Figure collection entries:
* * * *

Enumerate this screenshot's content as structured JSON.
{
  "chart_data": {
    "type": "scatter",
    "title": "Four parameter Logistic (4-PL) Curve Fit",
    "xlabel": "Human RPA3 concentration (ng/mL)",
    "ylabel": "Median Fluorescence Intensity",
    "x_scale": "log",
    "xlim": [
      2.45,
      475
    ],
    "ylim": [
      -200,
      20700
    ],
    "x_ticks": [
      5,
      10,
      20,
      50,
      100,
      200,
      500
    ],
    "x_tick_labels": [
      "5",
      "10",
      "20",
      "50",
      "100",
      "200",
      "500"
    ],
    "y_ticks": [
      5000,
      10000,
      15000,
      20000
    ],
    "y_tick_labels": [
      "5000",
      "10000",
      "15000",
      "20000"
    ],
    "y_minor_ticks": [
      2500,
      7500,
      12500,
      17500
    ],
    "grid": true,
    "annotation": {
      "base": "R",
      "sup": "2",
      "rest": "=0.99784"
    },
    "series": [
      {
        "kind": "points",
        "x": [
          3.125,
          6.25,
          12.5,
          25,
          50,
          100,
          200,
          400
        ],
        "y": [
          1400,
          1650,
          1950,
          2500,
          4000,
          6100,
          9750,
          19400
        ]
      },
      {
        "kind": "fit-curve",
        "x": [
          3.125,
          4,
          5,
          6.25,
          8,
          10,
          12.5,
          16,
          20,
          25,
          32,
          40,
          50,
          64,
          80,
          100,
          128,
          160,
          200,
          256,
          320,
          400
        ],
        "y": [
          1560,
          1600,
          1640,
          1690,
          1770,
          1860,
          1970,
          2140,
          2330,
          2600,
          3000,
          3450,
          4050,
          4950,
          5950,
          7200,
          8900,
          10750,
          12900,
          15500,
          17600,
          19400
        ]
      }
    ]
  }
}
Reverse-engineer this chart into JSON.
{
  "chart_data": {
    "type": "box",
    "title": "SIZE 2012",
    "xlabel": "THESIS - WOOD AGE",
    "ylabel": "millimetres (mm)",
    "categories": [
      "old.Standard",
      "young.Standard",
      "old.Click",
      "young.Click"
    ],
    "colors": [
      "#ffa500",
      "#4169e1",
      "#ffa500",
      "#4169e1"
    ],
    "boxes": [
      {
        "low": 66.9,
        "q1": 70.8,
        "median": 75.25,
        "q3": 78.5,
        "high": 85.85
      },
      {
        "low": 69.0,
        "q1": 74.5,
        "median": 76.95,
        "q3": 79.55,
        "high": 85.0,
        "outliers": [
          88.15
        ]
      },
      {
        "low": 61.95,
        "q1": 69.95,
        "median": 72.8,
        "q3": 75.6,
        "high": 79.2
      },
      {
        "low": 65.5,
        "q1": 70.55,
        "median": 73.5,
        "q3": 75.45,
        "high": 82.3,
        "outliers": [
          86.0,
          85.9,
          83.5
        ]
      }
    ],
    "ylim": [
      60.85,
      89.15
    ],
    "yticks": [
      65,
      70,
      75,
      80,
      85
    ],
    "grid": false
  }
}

* * * *

• Task to complete: In the records above, find each line with the word "xlabel" and copy it.

• Solution to the problem:
    "xlabel": "Human RPA3 concentration (ng/mL)",
    "xlabel": "THESIS - WOOD AGE",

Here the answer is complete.